* _Exercise_
Each record below is to be reproduced without any change.

* _Provided material_
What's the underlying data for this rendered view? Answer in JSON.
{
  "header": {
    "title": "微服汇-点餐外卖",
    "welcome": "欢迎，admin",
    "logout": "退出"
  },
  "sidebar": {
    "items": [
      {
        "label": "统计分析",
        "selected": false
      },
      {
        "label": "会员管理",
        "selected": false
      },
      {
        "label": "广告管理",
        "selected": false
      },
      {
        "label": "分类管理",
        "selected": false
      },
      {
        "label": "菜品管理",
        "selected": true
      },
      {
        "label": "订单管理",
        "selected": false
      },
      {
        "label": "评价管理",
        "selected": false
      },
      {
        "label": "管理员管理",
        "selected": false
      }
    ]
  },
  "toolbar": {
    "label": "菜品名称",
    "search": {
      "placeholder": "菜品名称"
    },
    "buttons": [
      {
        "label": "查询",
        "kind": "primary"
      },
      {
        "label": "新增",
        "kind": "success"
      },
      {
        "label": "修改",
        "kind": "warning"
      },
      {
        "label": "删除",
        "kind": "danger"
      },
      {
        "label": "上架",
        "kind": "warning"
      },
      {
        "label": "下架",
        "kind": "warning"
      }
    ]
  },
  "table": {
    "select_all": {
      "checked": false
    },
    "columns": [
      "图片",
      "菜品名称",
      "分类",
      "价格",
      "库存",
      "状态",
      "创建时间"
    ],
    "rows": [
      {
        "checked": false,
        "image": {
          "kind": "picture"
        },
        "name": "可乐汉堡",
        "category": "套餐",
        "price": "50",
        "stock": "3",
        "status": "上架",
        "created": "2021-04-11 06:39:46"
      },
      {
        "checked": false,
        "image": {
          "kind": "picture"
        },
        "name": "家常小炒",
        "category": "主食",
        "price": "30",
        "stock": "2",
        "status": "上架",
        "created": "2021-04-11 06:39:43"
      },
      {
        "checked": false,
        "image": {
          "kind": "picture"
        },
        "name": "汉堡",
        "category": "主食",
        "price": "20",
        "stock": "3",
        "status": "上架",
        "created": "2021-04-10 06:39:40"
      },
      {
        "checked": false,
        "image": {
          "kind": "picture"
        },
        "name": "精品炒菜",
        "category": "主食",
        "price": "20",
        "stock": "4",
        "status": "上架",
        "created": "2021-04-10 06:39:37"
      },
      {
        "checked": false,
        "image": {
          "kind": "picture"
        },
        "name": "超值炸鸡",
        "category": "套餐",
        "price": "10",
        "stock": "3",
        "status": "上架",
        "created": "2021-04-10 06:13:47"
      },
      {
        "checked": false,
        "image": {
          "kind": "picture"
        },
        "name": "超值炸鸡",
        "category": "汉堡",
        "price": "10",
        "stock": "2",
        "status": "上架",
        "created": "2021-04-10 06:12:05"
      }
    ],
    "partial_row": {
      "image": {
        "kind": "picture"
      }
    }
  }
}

* _Exercise result_
What's the underlying data for this rendered view? Answer in JSON.
{
  "header": {
    "title": "微服汇-点餐外卖",
    "welcome": "欢迎，admin",
    "logout": "退出"
  },
  "sidebar": {
    "items": [
      {
        "label": "统计分析",
        "selected": false
      },
      {
        "label": "会员管理",
        "selected": false
      },
      {
        "label": "广告管理",
        "selected": false
      },
      {
        "label": "分类管理",
        "selected": false
      },
      {
        "label": "菜品管理",
        "selected": true
      },
      {
        "label": "订单管理",
        "selected": false
      },
      {
        "label": "评价管理",
        "selected": false
      },
      {
        "label": "管理员管理",
        "selected": false
      }
    ]
  },
  "toolbar": {
    "label": "菜品名称",
    "search": {
      "placeholder": "菜品名称"
    },
    "buttons": [
      {
        "label": "查询",
        "kind": "primary"
      },
      {
        "label": "新增",
        "kind": "success"
      },
      {
        "label": "修改",
        "kind": "warning"
      },
      {
        "label": "删除",
        "kind": "danger"
      },
      {
        "label": "上架",
        "kind": "warning"
      },
      {
        "label": "下架",
        "kind": "warning"
      }
    ]
  },
  "table": {
    "select_all": {
      "checked": false
    },
    "columns": [
      "图片",
      "菜品名称",
      "分类",
      "价格",
      "库存",
      "状态",
      "创建时间"
    ],
    "rows": [
      {
        "checked": false,
        "image": {
          "kind": "picture"
        },
        "name": "可乐汉堡",
        "category": "套餐",
        "price": "50",
        "stock": "3",
        "status": "上架",
        "created": "2021-04-11 06:39:46"
      },
      {
        "checked": false,
        "image": {
          "kind": "picture"
        },
        "name": "家常小炒",
        "category": "主食",
        "price": "30",
        "stock": "2",
        "status": "上架",
        "created": "2021-04-11 06:39:43"
      },
      {
        "checked": false,
        "image": {
          "kind": "picture"
        },
        "name": "汉堡",
        "category": "主食",
        "price": "20",
        "stock": "3",
        "status": "上架",
        "created": "2021-04-10 06:39:40"
      },
      {
        "checked": false,
        "image": {
          "kind": "picture"
        },
        "name": "精品炒菜",
        "category": "主食",
        "price": "20",
        "stock": "4",
        "status": "上架",
        "created": "2021-04-10 06:39:37"
      },
      {
        "checked": false,
        "image": {
          "kind": "picture"
        },
        "name": "超值炸鸡",
        "category": "套餐",
        "price": "10",
        "stock": "3",
        "status": "上架",
        "created": "2021-04-10 06:13:47"
      },
      {
        "checked": false,
        "image": {
          "kind": "picture"
        },
        "name": "超值炸鸡",
        "category": "汉堡",
        "price": "10",
        "stock": "2",
        "status": "上架",
        "created": "2021-04-10 06:12:05"
      }
    ],
    "partial_row": {
      "image": {
        "kind": "picture"
      }
    }
  }
}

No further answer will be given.